• [Exercise]: Which lines contain the word "frac"? Return each of them as written.

'''

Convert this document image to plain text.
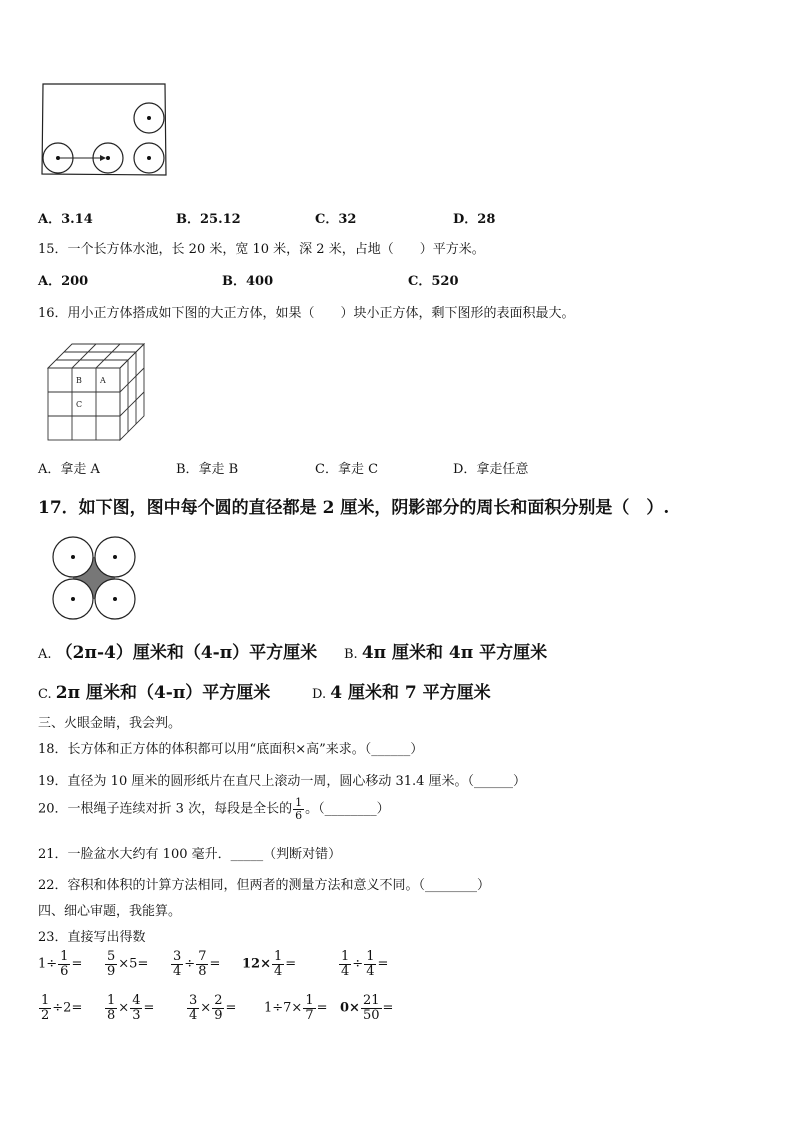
A．3.14	B．25.12	C．32	D．28
15．一个长方体水池，长 20 米，宽 10 米，深 2 米，占地（　　）平方米。
A．200	B．400	C．520
16．用小正方体搭成如下图的大正方体，如果（　　）块小正方体，剩下图形的表面积最大。
B A
C
A．拿走 A	B．拿走 B	C．拿走 C	D．拿走任意
17．如下图，图中每个圆的直径都是 2 厘米，阴影部分的周长和面积分别是（　）.
A. （2π-4）厘米和（4-π）平方厘米 B. 4π 厘米和 4π 平方厘米
C. 2π 厘米和（4-π）平方厘米	D. 4 厘米和 7 平方厘米
三、火眼金睛，我会判。
18．长方体和正方体的体积都可以用“底面积×高”来求。（______）
19．直径为 10 厘米的圆形纸片在直尺上滚动一周，圆心移动 31.4 厘米。（______）
20．一根绳子连续对折 3 次，每段是全长的 $\frac{1}{6}$ 。（________）
21．一脸盆水大约有 100 毫升．_____（判断对错）
22．容积和体积的计算方法相同，但两者的测量方法和意义不同。（________）
四、细心审题，我能算。
23．直接写出得数
$1\div \frac{1}{6} = \frac{5}{9} \times 5= \frac{3}{4} \div \frac{7}{8} = 12\times \frac{1}{4}$ =	$\frac{1}{4} \div \frac{1}{4}$ =
$\frac{1}{2} \div 2= \frac{1}{8} \times \frac{4}{3}$ =	$\frac{3}{4} \times \frac{2}{9} = 1\div 7\times \frac{1}{7} = 0\times \frac{21}{50}$ =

'''

• [Correct output]:
20．一根绳子连续对折 3 次，每段是全长的 $\frac{1}{6}$ 。（________）
$1\div \frac{1}{6} = \frac{5}{9} \times 5= \frac{3}{4} \div \frac{7}{8} = 12\times \frac{1}{4}$ =	$\frac{1}{4} \div \frac{1}{4}$ =
$\frac{1}{2} \div 2= \frac{1}{8} \times \frac{4}{3}$ =	$\frac{3}{4} \times \frac{2}{9} = 1\div 7\times \frac{1}{7} = 0\times \frac{21}{50}$ =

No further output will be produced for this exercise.